**MATERIAL FOR THIS TASK:**
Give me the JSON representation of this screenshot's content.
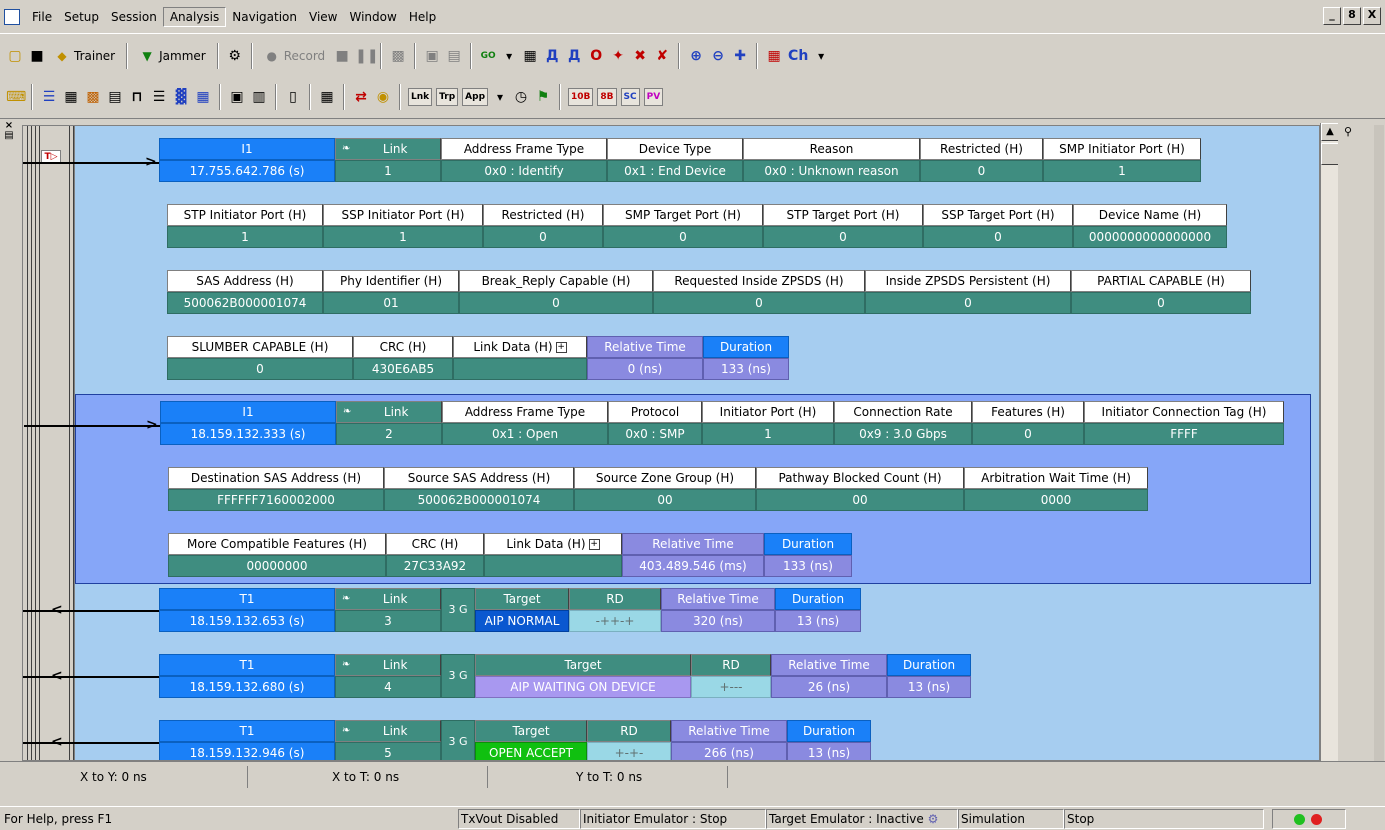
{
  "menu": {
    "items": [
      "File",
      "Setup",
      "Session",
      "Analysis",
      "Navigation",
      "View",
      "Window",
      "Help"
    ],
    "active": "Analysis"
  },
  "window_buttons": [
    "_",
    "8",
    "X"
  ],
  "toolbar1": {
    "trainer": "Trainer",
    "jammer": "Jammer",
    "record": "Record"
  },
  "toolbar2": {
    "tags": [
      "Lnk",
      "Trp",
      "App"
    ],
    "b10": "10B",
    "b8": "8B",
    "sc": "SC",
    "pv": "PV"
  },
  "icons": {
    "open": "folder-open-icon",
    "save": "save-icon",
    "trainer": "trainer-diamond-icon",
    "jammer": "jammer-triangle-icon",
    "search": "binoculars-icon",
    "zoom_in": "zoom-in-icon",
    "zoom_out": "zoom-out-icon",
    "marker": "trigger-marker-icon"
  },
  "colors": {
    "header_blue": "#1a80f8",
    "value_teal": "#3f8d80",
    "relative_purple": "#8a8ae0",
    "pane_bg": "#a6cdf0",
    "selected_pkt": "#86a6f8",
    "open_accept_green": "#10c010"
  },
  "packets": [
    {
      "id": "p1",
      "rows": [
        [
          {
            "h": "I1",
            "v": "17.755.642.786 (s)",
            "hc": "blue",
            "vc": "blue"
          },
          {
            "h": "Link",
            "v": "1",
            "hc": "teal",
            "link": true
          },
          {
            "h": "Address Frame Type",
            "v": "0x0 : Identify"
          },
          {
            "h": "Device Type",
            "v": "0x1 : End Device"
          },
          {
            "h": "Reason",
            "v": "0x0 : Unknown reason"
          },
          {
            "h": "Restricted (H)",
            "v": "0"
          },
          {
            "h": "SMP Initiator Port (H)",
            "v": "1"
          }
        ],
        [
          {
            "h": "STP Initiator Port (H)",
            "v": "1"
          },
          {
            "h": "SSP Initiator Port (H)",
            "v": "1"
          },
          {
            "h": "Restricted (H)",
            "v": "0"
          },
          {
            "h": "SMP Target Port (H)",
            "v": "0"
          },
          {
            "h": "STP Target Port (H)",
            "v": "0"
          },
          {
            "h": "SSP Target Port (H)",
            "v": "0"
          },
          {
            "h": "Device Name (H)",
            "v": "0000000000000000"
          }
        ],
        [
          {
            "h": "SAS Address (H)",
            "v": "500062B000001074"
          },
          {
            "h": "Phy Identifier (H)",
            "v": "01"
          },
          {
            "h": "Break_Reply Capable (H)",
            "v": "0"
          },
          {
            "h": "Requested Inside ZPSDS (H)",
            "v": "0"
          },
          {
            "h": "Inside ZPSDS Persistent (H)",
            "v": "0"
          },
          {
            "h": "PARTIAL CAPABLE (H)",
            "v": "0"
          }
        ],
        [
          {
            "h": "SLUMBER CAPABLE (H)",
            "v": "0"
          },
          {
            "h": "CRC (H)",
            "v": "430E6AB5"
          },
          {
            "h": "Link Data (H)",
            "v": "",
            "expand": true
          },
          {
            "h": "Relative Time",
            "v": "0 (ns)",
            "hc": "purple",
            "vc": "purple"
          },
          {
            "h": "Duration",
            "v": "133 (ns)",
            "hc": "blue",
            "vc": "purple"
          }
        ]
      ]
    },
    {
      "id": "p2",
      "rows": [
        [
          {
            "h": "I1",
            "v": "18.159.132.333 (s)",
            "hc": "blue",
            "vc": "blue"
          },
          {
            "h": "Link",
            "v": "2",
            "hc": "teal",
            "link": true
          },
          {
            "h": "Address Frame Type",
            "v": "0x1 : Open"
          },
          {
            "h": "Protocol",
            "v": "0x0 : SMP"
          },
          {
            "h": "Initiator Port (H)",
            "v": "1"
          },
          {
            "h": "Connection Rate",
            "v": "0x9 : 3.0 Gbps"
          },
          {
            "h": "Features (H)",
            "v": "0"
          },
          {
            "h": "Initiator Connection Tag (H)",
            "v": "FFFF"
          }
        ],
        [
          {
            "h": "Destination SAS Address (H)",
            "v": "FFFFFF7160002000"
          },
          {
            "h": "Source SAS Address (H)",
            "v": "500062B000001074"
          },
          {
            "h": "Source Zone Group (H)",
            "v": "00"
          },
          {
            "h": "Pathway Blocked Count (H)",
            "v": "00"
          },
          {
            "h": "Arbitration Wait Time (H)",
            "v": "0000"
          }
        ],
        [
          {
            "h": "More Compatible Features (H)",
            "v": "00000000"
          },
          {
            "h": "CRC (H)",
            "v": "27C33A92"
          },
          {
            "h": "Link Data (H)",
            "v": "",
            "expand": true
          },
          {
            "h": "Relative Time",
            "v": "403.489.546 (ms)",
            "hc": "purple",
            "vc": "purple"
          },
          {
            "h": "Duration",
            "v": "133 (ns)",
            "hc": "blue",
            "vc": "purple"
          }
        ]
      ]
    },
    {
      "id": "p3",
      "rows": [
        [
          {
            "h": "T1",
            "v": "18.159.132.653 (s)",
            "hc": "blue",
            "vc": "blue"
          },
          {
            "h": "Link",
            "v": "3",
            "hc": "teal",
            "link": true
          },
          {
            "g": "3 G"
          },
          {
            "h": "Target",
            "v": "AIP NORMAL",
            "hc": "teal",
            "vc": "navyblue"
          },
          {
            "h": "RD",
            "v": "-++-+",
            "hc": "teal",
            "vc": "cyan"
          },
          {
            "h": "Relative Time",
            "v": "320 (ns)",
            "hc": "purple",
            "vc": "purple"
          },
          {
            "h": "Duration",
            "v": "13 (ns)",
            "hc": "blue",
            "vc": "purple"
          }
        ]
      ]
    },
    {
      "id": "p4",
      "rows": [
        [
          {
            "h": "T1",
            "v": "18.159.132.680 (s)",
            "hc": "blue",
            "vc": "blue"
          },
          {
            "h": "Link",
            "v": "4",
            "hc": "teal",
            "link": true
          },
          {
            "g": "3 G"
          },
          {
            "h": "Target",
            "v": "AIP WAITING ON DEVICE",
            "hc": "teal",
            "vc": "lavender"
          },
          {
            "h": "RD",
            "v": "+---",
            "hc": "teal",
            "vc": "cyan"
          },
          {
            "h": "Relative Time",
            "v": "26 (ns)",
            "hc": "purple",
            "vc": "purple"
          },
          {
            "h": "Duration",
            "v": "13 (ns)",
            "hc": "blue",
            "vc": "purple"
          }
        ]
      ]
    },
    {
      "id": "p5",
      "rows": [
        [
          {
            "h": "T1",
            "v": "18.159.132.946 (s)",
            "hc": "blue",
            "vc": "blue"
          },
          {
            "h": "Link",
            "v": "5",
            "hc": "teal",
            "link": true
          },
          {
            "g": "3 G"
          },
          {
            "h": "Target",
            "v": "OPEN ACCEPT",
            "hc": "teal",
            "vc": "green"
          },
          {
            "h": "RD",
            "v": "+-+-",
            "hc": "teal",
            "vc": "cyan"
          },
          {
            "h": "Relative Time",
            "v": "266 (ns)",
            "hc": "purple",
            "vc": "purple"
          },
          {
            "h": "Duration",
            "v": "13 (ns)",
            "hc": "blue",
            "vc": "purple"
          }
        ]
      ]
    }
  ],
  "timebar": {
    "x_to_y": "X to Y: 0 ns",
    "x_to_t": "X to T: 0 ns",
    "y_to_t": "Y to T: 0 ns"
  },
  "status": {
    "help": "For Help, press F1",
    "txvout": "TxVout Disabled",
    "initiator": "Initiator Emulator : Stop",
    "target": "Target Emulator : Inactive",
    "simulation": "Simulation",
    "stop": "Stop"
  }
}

**EXERCISE INSTRUCTIONS:**
Find every line that holds "Connection" and copy it.

**ANSWER FOR THIS EXERCISE:**
            "h": "Connection Rate",
            "h": "Initiator Connection Tag (H)",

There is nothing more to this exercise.